= Exercise tasks =
(a) Write out the part of the article on graphite in lithium-ion batteries starting at "Madagascar is beginning" and ending at "regarding graphite’s future.", word for word.
(b) Continue the article on graphite in lithium-ion batteries from its last sentence.

:: Passage for review ::

Graphite Becoming An Essential Element in Lithium-Ion Batteries
NextSource Materials’ (TSX:NEXT, OTCQB:NSRCF) Molo graphite project in Madagascar was recently featured in Mining.com for its potential in the lithium-ion battery market.
Madagascar is beginning to emerge as a premiere mining jurisdiction for graphite, an essential element in the production of lithium-ion batteries. According to a recent article at Mining.com, the Ampanihy structure in Madagascar could be the next critical source of battery-grade graphite. Of the three major projects in the area, NextSource Materials‘ (TSX:NEXT, OTCQB:NSRCF) Molo Graphite deposit remains especially promising with an exploration target of 141.28 million tonnes at 6.13% total graphitic carbon (TGC).
In a recent interview with the Investing News Network, Managing Director at Benchmark Minerals Intelligence Sim Moores was especially bullish regarding graphite’s future.

:::
:: Dataset extract ::

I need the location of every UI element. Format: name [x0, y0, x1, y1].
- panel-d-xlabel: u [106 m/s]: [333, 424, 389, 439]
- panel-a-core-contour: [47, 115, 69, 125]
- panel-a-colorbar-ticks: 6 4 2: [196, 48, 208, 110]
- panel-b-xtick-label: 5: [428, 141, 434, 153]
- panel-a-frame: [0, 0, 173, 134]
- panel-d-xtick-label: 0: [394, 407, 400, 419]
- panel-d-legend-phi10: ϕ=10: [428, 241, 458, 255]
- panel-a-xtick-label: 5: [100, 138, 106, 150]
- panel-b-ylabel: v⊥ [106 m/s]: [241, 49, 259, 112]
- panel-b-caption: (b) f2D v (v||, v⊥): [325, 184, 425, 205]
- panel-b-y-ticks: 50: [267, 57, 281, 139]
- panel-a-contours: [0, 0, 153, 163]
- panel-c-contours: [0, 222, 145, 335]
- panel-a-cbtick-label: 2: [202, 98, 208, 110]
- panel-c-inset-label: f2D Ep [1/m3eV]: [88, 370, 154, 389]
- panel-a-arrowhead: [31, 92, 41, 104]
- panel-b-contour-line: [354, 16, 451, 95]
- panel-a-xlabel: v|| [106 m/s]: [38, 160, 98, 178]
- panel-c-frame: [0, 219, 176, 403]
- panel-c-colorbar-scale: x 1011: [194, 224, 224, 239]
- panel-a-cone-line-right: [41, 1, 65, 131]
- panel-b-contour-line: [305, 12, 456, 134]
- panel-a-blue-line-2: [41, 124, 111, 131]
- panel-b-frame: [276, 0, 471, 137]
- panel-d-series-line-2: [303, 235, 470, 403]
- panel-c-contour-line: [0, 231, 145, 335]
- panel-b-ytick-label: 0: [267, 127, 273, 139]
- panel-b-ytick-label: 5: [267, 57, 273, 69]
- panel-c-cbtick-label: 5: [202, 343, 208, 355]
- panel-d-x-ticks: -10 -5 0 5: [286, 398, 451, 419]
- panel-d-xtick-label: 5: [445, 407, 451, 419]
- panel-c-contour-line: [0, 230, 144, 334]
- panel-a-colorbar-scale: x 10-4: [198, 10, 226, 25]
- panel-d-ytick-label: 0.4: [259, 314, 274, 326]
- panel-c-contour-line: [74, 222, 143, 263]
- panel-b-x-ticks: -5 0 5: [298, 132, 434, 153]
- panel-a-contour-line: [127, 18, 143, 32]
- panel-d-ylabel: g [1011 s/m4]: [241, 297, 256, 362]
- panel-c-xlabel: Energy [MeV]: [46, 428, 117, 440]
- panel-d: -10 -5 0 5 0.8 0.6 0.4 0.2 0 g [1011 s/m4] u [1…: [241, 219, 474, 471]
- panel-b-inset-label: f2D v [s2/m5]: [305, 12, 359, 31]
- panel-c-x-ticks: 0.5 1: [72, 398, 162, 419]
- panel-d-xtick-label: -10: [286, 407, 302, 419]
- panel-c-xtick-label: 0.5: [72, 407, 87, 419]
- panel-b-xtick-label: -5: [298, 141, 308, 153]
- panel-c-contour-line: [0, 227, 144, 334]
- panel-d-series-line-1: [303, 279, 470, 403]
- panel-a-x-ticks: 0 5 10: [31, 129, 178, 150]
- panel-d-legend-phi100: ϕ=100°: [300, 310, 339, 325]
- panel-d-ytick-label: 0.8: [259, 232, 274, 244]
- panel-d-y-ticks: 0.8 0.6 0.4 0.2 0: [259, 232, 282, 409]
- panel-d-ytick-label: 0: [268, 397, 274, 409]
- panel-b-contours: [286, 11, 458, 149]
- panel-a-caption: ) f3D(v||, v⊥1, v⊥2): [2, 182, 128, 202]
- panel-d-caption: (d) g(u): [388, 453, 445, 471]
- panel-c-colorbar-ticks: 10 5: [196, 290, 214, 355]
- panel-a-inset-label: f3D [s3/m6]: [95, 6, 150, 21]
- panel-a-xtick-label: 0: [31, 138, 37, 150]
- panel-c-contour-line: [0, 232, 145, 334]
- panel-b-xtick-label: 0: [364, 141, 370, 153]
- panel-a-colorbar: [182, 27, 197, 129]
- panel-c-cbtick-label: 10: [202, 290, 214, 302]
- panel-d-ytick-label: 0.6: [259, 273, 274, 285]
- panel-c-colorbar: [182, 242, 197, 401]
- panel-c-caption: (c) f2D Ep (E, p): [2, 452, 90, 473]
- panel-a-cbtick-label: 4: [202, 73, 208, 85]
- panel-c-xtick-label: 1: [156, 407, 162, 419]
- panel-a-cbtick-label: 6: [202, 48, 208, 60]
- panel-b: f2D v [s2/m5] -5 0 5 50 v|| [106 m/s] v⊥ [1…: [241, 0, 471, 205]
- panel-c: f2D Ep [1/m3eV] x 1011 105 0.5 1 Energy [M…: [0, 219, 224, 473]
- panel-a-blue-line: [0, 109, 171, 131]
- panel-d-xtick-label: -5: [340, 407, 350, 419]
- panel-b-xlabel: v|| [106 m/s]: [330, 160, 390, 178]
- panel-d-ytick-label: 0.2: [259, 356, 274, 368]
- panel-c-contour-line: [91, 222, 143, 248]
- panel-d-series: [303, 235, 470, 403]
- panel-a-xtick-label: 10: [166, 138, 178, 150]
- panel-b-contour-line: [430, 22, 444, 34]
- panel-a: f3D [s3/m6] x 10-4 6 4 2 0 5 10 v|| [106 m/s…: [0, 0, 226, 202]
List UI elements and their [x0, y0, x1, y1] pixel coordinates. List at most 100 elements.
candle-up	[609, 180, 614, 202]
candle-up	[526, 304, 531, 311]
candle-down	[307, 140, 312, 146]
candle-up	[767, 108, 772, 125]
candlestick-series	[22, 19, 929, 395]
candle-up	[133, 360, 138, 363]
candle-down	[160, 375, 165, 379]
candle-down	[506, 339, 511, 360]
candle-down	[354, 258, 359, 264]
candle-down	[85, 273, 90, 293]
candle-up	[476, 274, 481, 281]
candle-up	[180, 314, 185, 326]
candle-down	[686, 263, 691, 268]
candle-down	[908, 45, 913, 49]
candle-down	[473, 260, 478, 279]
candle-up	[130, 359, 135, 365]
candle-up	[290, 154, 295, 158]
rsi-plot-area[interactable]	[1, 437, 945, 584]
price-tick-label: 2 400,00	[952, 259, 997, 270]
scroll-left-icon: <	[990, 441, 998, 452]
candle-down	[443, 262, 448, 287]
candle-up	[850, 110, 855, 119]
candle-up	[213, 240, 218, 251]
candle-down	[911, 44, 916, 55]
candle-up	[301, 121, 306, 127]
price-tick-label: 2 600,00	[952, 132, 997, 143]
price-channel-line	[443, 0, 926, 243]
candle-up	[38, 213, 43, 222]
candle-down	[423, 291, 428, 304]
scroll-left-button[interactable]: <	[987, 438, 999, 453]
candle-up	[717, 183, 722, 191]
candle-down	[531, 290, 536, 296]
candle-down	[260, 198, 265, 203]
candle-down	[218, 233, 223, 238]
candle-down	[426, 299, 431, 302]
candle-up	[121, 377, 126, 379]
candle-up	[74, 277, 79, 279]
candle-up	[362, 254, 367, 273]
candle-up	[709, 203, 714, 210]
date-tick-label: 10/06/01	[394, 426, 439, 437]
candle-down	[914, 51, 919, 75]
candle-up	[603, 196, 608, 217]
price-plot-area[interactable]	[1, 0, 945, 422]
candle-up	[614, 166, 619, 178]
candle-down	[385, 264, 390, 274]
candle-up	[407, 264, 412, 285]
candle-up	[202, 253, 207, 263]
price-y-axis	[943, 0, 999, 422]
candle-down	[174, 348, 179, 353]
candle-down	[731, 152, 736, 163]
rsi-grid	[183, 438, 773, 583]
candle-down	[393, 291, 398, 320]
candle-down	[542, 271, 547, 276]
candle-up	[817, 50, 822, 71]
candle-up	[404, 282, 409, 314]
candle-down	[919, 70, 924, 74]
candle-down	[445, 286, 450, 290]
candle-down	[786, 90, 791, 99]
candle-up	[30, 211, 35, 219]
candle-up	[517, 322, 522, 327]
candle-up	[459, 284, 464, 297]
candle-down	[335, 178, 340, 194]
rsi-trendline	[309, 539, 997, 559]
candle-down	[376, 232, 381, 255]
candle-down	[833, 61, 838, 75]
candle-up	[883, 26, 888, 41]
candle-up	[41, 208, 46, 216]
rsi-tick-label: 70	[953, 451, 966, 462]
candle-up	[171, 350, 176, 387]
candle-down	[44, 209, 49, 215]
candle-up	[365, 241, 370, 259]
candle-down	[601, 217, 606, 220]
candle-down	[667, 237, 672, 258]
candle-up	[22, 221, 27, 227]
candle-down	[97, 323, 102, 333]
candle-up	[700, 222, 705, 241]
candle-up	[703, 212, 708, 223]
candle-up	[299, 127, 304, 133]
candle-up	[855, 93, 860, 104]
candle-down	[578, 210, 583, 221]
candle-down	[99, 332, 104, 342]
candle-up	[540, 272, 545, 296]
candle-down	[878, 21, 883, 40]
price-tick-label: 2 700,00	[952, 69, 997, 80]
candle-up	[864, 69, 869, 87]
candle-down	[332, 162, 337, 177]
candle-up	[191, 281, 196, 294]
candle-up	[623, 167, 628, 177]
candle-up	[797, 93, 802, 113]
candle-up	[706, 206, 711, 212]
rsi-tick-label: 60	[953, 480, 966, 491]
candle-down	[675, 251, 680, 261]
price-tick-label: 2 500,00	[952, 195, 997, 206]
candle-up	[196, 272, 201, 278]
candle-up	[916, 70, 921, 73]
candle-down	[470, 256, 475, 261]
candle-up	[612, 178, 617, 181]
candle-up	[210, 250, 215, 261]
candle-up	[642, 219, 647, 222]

:::

= Results in order =
(a)
Madagascar is beginning to emerge as a premiere mining jurisdiction for graphite, an essential element in the production of lithium-ion batteries. According to a recent article at Mining.com, the Ampanihy structure in Madagascar could be the next critical source of battery-grade graphite. Of the three major projects in the area, NextSource Materials‘ (TSX:NEXT, OTCQB:NSRCF) Molo Graphite deposit remains especially promising with an exploration target of 141.28 million tonnes at 6.13% total graphitic carbon (TGC).
In a recent interview with the Investing News Network, Managing Director at Benchmark Minerals Intelligence Sim Moores was especially bullish regarding graphite’s future.

(b)
“The order of graphite needed in these megafactories is in the millions of tonnes. At the moment, the anode space is about 165,000 tonnes per year but you’re going to need well over 1.6 million tonnes per year by 2030 if all these plans come on stream,” said Moores. In addition to NextSource Materials’ Molo project, BlackEarth Minerals (ASX: BEM) has also announced a 20-34 million tonne exploration target at its lanapera graphite project in Madagascar which is located only 10km north of Molo.